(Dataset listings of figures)
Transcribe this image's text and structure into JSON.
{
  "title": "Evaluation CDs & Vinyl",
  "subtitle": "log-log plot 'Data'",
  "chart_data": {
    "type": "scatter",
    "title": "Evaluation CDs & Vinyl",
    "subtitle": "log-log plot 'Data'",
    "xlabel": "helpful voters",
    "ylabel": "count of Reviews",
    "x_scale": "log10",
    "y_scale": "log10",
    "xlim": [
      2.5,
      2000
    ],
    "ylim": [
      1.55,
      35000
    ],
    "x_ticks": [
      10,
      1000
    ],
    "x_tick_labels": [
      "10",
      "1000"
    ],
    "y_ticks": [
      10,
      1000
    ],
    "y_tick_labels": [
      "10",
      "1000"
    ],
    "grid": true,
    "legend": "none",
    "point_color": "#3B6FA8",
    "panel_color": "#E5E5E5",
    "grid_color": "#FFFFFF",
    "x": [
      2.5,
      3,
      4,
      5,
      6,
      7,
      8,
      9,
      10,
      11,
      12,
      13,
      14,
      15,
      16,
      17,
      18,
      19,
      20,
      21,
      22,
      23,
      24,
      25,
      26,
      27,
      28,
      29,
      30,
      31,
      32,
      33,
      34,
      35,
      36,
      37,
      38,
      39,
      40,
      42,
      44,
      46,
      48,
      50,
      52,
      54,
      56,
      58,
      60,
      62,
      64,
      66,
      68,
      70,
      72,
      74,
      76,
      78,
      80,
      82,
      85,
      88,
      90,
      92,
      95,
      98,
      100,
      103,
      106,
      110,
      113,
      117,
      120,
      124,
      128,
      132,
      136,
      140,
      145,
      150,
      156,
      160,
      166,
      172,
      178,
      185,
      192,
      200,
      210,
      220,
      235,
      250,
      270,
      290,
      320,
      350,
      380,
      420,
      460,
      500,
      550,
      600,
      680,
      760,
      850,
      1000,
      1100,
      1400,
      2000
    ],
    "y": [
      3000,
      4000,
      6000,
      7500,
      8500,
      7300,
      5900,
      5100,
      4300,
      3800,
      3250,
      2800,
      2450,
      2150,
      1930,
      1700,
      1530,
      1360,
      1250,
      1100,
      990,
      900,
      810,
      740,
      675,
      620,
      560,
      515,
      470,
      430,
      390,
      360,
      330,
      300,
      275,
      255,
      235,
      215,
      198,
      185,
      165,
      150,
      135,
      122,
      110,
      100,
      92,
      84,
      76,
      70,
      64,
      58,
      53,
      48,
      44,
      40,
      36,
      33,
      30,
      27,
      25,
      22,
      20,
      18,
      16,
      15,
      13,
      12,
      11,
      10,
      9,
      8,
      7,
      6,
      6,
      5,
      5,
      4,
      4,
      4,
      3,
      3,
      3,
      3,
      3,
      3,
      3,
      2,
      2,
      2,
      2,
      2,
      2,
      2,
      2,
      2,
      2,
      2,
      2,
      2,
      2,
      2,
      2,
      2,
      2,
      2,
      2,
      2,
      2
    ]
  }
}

## GOAL OF THE EXERCISE
Pull out every line in the data above that has the word "Evaluation".

## EXERCISE RESULT
  "title": "Evaluation CDs & Vinyl",
    "title": "Evaluation CDs & Vinyl",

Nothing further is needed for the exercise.